[Begin MATERIAL SUPPLIED]
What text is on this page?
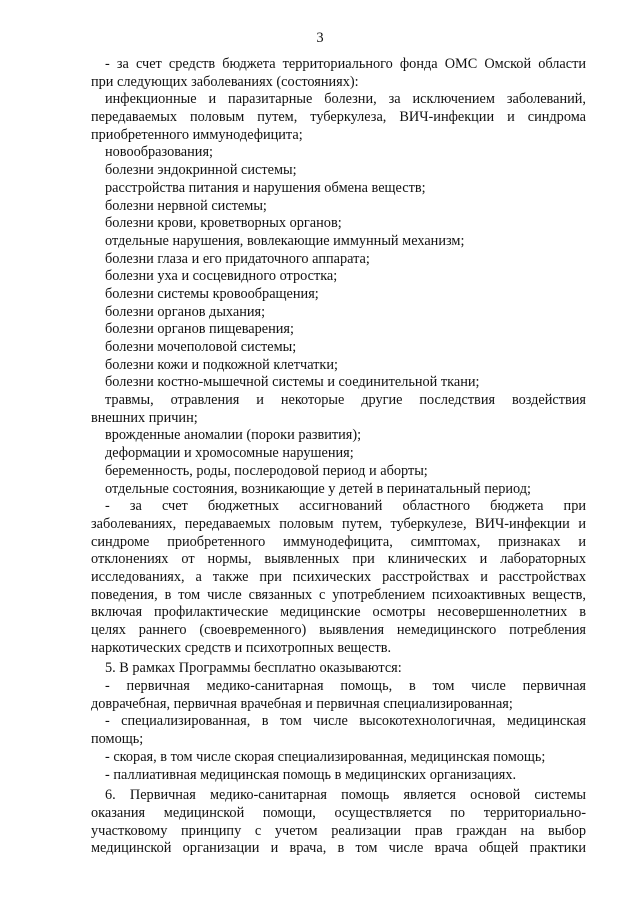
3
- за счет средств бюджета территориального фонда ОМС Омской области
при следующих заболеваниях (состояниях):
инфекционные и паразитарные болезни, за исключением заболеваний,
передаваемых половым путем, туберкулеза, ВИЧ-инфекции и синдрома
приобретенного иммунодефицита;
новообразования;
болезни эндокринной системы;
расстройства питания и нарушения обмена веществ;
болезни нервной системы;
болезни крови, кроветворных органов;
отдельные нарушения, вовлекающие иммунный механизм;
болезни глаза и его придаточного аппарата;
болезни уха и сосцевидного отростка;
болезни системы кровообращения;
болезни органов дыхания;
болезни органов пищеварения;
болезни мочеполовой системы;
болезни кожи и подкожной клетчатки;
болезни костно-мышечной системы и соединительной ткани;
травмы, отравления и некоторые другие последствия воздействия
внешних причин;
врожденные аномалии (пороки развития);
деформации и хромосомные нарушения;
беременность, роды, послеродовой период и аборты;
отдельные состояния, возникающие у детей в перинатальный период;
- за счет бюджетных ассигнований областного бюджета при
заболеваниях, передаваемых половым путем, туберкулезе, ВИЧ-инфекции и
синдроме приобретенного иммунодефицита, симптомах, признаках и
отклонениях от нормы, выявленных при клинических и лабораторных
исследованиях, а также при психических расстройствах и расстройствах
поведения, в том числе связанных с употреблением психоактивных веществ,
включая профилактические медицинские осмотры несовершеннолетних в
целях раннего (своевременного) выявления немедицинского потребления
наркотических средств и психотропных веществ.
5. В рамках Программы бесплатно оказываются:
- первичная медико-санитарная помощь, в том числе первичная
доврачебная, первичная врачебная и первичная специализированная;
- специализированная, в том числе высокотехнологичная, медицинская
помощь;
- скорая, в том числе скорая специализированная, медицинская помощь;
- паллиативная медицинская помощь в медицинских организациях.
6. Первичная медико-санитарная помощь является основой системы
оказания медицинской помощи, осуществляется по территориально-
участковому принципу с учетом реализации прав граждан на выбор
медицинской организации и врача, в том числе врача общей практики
[End MATERIAL SUPPLIED]
**TASK DETAILS:** All the records need to be repeated exactly, with the images dropped.

**WORKED ANSWER:**
What text is on this page?
3
- за счет средств бюджета территориального фонда ОМС Омской области
при следующих заболеваниях (состояниях):
инфекционные и паразитарные болезни, за исключением заболеваний,
передаваемых половым путем, туберкулеза, ВИЧ-инфекции и синдрома
приобретенного иммунодефицита;
новообразования;
болезни эндокринной системы;
расстройства питания и нарушения обмена веществ;
болезни нервной системы;
болезни крови, кроветворных органов;
отдельные нарушения, вовлекающие иммунный механизм;
болезни глаза и его придаточного аппарата;
болезни уха и сосцевидного отростка;
болезни системы кровообращения;
болезни органов дыхания;
болезни органов пищеварения;
болезни мочеполовой системы;
болезни кожи и подкожной клетчатки;
болезни костно-мышечной системы и соединительной ткани;
травмы, отравления и некоторые другие последствия воздействия
внешних причин;
врожденные аномалии (пороки развития);
деформации и хромосомные нарушения;
беременность, роды, послеродовой период и аборты;
отдельные состояния, возникающие у детей в перинатальный период;
- за счет бюджетных ассигнований областного бюджета при
заболеваниях, передаваемых половым путем, туберкулезе, ВИЧ-инфекции и
синдроме приобретенного иммунодефицита, симптомах, признаках и
отклонениях от нормы, выявленных при клинических и лабораторных
исследованиях, а также при психических расстройствах и расстройствах
поведения, в том числе связанных с употреблением психоактивных веществ,
включая профилактические медицинские осмотры несовершеннолетних в
целях раннего (своевременного) выявления немедицинского потребления
наркотических средств и психотропных веществ.
5. В рамках Программы бесплатно оказываются:
- первичная медико-санитарная помощь, в том числе первичная
доврачебная, первичная врачебная и первичная специализированная;
- специализированная, в том числе высокотехнологичная, медицинская
помощь;
- скорая, в том числе скорая специализированная, медицинская помощь;
- паллиативная медицинская помощь в медицинских организациях.
6. Первичная медико-санитарная помощь является основой системы
оказания медицинской помощи, осуществляется по территориально-
участковому принципу с учетом реализации прав граждан на выбор
медицинской организации и врача, в том числе врача общей практики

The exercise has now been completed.